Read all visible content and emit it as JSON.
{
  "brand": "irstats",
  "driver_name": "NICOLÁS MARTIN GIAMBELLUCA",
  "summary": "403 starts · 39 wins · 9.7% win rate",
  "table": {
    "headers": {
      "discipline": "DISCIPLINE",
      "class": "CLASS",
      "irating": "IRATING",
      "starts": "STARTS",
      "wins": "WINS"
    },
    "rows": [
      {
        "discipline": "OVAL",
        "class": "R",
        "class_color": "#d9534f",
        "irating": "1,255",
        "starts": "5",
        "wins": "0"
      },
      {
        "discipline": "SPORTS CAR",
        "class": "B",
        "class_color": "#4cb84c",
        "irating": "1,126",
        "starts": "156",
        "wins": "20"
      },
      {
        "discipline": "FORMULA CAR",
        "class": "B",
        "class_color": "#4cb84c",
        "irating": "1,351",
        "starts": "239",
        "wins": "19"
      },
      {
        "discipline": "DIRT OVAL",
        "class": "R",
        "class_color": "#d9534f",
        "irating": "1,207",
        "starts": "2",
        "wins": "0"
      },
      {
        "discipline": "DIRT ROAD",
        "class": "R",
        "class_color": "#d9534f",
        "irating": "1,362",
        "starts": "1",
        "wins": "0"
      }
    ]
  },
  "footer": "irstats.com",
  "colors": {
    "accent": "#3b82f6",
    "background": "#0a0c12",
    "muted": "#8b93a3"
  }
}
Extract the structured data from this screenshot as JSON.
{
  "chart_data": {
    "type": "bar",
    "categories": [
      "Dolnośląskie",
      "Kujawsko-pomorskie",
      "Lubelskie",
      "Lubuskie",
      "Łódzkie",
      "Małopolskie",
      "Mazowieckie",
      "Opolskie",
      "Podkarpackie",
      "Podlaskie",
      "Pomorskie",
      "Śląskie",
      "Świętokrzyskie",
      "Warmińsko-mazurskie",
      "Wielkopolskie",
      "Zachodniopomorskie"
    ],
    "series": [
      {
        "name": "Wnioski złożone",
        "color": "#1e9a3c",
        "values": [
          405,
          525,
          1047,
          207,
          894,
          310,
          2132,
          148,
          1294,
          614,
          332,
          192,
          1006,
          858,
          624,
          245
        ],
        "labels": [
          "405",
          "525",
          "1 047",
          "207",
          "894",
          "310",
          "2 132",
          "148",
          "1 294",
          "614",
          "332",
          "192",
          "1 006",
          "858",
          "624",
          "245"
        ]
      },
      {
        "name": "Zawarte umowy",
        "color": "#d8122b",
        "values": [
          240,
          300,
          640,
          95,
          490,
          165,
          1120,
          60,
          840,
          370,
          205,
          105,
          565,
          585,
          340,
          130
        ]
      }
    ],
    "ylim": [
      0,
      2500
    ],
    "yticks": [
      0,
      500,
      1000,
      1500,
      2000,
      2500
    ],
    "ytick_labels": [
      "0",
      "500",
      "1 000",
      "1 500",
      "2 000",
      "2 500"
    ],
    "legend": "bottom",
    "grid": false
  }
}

What is required
Go through the listing above and list every line that has the word "JSON".

Result of the task
Read all visible content and emit it as JSON.
Extract the structured data from this screenshot as JSON.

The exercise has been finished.